▸ **DIRECTIONS FOR THIS TASK**:
Select and reproduce each line of the listing below that bears the string "screenshot".

• • • • • • •

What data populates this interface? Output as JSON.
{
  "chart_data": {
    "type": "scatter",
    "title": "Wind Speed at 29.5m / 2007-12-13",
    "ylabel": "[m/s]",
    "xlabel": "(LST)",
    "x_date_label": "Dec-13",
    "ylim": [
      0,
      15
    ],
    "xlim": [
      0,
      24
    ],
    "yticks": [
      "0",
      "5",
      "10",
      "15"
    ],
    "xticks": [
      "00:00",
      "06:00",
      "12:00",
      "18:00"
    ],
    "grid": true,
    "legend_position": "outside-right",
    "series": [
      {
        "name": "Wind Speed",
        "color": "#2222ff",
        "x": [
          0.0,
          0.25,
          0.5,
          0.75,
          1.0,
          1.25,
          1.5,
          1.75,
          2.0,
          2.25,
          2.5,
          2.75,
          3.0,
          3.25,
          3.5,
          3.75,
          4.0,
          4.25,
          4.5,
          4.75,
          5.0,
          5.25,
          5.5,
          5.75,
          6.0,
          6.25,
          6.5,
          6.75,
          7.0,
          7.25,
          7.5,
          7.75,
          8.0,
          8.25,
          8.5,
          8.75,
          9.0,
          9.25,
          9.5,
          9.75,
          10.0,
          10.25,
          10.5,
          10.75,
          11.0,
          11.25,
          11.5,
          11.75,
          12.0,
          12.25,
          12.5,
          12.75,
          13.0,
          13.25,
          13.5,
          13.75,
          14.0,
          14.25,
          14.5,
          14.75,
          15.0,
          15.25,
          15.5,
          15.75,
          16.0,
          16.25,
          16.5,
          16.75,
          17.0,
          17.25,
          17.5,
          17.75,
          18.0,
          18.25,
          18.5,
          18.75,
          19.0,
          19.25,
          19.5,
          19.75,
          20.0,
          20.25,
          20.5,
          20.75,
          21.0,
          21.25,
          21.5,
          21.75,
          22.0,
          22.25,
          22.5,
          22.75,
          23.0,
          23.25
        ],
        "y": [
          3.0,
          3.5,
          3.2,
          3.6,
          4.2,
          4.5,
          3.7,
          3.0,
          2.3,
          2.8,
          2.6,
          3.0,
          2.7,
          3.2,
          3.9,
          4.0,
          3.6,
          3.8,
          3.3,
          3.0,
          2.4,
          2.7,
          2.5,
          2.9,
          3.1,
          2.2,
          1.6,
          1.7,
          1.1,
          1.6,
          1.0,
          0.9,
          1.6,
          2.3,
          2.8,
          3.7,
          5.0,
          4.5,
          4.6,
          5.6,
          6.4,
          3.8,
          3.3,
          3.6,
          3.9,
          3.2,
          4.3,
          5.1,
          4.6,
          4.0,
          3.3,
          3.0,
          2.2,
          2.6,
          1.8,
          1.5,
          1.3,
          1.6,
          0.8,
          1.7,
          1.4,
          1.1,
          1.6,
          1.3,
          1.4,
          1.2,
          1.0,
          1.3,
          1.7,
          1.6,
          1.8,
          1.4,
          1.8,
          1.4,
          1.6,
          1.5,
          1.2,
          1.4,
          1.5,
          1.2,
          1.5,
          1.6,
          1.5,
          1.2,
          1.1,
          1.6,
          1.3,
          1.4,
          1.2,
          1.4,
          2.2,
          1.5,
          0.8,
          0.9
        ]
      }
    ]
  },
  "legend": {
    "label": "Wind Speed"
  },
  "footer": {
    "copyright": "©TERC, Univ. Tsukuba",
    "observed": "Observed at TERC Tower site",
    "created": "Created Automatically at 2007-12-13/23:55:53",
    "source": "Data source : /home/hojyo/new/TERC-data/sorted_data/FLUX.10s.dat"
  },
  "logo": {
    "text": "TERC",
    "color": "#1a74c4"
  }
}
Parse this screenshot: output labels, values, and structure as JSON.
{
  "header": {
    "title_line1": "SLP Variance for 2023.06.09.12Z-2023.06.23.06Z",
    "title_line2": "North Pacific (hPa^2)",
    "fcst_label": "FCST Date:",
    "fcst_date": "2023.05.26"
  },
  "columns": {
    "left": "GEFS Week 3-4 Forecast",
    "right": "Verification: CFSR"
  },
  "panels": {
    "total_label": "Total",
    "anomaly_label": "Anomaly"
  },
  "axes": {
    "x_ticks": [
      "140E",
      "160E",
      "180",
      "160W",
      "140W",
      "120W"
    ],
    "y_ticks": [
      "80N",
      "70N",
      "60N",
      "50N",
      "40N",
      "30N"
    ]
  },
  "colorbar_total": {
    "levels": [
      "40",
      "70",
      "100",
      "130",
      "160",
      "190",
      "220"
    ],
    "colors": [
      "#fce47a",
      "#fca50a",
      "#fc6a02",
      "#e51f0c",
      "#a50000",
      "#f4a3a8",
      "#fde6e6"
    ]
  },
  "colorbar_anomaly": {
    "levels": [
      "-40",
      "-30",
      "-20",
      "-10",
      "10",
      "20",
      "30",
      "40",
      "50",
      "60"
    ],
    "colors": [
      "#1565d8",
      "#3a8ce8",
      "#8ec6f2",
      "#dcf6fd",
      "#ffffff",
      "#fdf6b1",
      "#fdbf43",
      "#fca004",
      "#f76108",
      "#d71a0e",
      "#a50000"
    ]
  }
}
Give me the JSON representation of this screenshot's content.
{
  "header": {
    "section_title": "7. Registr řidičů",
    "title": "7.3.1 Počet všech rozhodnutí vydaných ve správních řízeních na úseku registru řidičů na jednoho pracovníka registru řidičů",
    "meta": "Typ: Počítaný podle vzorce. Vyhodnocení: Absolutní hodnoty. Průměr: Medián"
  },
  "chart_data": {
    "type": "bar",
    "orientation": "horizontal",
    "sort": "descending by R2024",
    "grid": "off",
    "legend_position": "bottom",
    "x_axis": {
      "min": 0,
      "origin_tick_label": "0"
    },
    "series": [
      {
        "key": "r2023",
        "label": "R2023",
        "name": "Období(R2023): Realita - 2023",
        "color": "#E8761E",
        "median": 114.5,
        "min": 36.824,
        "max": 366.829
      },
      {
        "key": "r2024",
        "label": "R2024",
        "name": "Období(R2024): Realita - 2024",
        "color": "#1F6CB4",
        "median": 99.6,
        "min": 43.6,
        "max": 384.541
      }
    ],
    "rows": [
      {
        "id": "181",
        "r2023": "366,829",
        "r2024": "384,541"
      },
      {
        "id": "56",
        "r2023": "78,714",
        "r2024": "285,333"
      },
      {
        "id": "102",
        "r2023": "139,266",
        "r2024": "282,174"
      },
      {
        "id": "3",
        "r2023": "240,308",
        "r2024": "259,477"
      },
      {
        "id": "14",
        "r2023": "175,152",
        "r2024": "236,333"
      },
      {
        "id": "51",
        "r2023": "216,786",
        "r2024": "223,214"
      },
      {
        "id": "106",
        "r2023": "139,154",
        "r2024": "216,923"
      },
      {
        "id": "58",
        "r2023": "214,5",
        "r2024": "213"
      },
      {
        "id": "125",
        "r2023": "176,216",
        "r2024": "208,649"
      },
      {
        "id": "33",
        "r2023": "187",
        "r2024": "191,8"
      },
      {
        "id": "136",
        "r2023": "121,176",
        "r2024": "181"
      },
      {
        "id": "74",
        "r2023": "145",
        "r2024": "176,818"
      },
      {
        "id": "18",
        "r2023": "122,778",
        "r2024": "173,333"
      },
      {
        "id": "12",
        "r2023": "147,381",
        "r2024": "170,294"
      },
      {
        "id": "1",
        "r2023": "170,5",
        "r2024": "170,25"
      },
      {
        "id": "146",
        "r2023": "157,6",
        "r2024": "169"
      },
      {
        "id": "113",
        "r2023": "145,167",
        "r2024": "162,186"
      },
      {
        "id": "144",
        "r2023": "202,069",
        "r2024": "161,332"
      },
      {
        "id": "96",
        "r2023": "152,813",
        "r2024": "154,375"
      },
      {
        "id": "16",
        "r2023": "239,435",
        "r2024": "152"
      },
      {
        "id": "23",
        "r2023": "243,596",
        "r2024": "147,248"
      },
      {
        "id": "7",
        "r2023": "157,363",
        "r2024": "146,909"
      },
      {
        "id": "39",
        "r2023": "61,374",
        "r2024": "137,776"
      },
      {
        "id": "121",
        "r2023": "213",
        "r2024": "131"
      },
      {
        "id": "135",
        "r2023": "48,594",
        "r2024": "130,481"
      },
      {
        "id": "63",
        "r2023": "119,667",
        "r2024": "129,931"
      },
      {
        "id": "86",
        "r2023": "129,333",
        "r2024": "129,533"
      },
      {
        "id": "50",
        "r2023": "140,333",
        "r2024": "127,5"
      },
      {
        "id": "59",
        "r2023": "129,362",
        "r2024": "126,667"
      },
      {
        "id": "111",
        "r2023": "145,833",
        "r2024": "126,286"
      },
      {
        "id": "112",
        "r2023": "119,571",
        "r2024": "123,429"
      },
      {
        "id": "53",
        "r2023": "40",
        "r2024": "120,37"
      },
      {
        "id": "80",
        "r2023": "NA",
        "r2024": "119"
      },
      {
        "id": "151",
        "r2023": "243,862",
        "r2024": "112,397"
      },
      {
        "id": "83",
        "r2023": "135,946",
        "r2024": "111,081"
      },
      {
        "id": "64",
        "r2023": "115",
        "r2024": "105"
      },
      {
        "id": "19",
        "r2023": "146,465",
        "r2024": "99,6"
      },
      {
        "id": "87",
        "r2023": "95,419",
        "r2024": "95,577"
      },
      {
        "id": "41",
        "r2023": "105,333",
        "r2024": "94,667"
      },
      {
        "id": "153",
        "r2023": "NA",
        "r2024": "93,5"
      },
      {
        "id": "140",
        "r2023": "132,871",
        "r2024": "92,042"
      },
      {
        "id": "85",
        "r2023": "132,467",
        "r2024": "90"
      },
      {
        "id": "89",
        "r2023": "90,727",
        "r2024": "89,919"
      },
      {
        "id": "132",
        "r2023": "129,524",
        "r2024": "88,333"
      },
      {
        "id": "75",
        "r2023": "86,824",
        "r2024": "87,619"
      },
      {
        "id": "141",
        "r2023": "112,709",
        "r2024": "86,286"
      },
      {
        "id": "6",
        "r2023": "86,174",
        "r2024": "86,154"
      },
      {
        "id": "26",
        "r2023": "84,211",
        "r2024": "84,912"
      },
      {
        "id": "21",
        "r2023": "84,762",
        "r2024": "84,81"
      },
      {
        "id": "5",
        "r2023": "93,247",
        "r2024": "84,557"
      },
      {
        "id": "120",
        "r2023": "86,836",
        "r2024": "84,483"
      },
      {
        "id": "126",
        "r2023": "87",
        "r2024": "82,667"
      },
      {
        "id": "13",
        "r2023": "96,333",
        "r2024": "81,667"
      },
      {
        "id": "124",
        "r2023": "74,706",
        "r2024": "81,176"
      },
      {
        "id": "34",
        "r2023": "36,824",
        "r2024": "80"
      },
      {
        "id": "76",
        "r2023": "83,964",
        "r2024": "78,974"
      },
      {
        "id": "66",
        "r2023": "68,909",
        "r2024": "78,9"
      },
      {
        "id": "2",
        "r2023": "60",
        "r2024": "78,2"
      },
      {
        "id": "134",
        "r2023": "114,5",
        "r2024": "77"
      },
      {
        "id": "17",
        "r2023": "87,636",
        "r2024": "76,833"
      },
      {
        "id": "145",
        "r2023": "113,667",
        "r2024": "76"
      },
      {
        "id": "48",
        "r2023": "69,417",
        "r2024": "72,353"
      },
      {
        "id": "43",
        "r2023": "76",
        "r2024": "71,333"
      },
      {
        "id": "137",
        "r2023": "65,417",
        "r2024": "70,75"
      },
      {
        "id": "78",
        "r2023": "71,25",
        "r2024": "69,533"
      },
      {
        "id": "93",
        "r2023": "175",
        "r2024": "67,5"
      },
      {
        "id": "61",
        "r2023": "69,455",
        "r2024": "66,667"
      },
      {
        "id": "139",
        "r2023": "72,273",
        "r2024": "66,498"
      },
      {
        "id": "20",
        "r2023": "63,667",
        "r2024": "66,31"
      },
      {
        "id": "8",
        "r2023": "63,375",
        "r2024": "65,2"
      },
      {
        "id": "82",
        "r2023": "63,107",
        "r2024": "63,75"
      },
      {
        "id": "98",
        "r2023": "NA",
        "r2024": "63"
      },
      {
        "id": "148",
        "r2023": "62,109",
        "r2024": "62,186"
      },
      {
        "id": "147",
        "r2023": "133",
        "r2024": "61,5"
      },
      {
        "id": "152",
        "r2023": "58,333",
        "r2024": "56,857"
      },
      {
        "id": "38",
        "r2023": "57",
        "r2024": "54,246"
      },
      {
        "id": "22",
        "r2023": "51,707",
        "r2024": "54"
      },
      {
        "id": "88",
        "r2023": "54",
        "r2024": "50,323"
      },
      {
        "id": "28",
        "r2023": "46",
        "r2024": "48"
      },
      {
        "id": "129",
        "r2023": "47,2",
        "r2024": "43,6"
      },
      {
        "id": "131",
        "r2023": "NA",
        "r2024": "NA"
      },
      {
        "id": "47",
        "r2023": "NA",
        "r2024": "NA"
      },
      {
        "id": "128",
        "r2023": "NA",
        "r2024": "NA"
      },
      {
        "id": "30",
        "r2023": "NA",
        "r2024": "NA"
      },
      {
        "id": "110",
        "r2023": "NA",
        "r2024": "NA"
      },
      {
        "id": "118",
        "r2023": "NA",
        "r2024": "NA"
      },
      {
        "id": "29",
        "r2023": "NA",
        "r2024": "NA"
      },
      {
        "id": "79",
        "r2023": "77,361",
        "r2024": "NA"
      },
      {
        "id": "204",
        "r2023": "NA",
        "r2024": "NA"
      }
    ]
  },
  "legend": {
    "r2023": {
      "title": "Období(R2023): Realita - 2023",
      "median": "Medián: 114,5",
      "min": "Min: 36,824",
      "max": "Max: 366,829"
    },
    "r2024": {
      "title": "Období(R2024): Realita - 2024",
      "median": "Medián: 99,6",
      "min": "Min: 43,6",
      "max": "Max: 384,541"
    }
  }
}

• • • • • • •

▸ **REPLY TO THE TASK**:
Parse this screenshot: output labels, values, and structure as JSON.
Give me the JSON representation of this screenshot's content.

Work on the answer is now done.